[What you should do]
Look through the material below. Copy every line with the string "JSON" in it.

[Information provided]
=-=-=-=-=

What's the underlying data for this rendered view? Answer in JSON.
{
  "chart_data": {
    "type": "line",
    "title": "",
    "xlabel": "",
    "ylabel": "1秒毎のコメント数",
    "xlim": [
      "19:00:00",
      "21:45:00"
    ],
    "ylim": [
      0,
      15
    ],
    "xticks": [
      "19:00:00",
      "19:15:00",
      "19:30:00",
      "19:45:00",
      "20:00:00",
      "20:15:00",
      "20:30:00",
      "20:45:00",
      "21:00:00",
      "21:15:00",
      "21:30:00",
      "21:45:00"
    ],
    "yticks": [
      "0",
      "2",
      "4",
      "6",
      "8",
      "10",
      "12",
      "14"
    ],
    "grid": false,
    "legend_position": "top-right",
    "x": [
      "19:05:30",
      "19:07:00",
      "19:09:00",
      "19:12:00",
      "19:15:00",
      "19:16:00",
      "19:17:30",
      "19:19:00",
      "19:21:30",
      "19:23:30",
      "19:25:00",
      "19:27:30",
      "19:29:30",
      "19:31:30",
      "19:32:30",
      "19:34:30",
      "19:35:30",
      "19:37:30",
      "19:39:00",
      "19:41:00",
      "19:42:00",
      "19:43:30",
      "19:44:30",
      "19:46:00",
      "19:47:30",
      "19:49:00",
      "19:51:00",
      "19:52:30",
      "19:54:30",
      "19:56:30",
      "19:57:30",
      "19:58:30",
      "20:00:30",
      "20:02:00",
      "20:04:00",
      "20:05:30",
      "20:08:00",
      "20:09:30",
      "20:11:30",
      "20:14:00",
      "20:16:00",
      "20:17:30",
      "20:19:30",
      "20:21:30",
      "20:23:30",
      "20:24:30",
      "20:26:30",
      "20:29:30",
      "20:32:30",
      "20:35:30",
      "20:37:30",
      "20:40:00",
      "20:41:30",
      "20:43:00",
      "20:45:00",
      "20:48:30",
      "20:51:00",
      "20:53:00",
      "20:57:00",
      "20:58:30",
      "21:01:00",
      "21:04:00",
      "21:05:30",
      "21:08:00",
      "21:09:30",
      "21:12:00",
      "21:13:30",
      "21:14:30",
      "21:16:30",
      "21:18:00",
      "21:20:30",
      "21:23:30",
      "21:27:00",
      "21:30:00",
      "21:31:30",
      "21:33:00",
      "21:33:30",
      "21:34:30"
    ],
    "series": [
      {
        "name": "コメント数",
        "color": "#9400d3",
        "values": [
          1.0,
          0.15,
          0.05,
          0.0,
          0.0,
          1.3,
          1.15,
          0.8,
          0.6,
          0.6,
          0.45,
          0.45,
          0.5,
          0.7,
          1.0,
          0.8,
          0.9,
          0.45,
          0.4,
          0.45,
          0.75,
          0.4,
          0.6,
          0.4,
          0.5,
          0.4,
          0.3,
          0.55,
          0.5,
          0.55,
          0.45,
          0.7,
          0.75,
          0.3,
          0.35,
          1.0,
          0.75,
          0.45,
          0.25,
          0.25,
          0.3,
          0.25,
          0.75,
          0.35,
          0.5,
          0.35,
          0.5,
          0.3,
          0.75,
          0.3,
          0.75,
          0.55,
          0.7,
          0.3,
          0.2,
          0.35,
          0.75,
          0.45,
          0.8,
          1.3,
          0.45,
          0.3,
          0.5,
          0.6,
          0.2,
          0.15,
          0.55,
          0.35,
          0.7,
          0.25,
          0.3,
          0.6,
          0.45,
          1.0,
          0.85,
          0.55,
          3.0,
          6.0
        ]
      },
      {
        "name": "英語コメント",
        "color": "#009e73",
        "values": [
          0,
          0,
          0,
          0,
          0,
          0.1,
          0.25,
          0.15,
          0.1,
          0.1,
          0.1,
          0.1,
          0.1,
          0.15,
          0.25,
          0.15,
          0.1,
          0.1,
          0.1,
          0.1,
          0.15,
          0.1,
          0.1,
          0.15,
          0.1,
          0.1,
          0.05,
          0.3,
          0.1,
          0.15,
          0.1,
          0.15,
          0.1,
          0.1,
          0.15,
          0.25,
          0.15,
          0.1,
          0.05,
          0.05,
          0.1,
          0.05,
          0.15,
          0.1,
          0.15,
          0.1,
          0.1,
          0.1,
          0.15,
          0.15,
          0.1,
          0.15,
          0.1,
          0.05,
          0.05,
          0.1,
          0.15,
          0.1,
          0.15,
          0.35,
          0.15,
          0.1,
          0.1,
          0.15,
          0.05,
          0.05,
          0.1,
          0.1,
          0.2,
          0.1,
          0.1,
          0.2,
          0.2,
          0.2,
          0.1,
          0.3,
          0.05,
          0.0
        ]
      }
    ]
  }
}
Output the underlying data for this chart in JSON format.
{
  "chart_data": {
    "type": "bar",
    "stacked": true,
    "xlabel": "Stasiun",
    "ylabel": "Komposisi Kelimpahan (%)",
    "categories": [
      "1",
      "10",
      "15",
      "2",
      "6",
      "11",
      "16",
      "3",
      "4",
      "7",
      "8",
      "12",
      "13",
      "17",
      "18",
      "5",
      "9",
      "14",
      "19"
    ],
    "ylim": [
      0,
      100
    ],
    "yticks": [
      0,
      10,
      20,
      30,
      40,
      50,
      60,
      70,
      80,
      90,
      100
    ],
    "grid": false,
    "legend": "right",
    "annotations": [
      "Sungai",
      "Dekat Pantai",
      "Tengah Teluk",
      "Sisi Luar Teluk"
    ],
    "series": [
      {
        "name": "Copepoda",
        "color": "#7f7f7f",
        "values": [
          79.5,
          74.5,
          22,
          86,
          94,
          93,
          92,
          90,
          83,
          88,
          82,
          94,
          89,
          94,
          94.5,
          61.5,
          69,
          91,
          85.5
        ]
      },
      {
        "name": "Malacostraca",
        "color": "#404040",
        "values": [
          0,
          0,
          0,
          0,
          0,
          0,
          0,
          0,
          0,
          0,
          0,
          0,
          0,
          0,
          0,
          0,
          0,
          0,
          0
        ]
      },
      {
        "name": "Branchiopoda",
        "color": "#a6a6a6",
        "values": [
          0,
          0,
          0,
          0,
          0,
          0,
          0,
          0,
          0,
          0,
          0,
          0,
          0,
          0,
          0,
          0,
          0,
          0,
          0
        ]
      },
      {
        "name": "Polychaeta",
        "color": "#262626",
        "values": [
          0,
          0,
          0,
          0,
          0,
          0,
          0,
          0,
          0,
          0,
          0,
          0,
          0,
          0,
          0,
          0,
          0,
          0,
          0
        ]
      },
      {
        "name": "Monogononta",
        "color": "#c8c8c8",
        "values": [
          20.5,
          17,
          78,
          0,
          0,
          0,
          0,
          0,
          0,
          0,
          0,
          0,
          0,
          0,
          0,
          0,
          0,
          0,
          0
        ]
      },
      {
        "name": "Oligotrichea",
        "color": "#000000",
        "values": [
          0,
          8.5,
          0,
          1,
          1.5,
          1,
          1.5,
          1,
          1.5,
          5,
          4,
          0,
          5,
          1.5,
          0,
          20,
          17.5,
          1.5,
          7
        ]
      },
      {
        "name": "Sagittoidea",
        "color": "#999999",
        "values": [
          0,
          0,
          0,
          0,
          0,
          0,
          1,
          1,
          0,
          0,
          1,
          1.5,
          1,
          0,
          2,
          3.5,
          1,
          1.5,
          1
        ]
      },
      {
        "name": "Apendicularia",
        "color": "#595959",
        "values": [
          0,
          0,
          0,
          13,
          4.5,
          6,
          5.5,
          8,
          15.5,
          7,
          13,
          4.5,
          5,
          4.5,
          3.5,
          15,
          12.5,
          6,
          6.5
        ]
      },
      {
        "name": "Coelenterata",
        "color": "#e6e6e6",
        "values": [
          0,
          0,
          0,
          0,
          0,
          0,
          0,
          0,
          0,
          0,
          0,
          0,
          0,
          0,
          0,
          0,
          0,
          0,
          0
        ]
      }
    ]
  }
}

=-=-=-=-=

[Written answer]
What's the underlying data for this rendered view? Answer in JSON.
Output the underlying data for this chart in JSON format.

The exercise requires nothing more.